TASK TO CARRY OUT – Extract exactly and only the lines of the data below, starting at the line with "Read all visible content and emit it as JSON." and stopping after the final line.

PROVIDED ENTRIES –
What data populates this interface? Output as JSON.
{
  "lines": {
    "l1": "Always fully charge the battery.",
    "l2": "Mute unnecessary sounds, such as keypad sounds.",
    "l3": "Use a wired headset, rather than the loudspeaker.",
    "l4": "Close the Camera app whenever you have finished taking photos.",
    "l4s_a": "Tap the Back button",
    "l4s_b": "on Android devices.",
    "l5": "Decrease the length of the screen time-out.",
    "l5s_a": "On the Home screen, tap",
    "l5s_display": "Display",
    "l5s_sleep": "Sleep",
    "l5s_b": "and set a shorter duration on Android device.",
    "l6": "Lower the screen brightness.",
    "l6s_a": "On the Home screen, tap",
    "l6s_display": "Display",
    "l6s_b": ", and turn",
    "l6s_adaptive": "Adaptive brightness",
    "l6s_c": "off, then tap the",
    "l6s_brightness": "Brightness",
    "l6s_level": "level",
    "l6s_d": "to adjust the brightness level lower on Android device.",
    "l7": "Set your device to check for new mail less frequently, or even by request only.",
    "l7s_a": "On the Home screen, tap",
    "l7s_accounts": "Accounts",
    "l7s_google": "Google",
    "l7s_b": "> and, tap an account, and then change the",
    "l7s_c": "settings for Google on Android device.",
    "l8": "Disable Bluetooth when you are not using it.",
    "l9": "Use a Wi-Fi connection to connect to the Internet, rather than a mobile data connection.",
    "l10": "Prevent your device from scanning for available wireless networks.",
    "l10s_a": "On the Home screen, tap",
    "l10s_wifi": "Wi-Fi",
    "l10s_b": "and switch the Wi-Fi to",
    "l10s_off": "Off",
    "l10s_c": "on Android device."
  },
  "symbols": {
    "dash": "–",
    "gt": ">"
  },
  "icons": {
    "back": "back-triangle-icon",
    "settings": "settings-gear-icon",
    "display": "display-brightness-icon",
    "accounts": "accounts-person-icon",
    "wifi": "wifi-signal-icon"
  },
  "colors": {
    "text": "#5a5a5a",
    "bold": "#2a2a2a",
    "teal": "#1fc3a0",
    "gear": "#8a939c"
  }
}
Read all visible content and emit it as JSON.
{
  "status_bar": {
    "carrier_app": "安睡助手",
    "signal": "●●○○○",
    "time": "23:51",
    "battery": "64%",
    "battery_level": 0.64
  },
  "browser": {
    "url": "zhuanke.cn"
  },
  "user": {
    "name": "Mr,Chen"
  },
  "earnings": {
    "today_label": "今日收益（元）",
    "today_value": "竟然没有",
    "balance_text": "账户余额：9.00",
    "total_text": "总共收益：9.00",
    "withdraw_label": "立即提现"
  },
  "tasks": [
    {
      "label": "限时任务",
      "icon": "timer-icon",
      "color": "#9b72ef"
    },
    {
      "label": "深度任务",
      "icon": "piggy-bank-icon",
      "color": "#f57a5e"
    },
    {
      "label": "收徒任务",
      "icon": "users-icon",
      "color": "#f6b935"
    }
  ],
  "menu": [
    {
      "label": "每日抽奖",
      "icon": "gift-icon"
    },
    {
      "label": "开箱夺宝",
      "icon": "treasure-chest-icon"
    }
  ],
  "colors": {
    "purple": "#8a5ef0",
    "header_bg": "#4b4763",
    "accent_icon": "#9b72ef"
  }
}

EXERCISE SOLUTION –
Read all visible content and emit it as JSON.
{
  "status_bar": {
    "carrier_app": "安睡助手",
    "signal": "●●○○○",
    "time": "23:51",
    "battery": "64%",
    "battery_level": 0.64
  },
  "browser": {
    "url": "zhuanke.cn"
  },
  "user": {
    "name": "Mr,Chen"
  },
  "earnings": {
    "today_label": "今日收益（元）",
    "today_value": "竟然没有",
    "balance_text": "账户余额：9.00",
    "total_text": "总共收益：9.00",
    "withdraw_label": "立即提现"
  },
  "tasks": [
    {
      "label": "限时任务",
      "icon": "timer-icon",
      "color": "#9b72ef"
    },
    {
      "label": "深度任务",
      "icon": "piggy-bank-icon",
      "color": "#f57a5e"
    },
    {
      "label": "收徒任务",
      "icon": "users-icon",
      "color": "#f6b935"
    }
  ],
  "menu": [
    {
      "label": "每日抽奖",
      "icon": "gift-icon"
    },
    {
      "label": "开箱夺宝",
      "icon": "treasure-chest-icon"
    }
  ],
  "colors": {
    "purple": "#8a5ef0",
    "header_bg": "#4b4763",
    "accent_icon": "#9b72ef"
  }
}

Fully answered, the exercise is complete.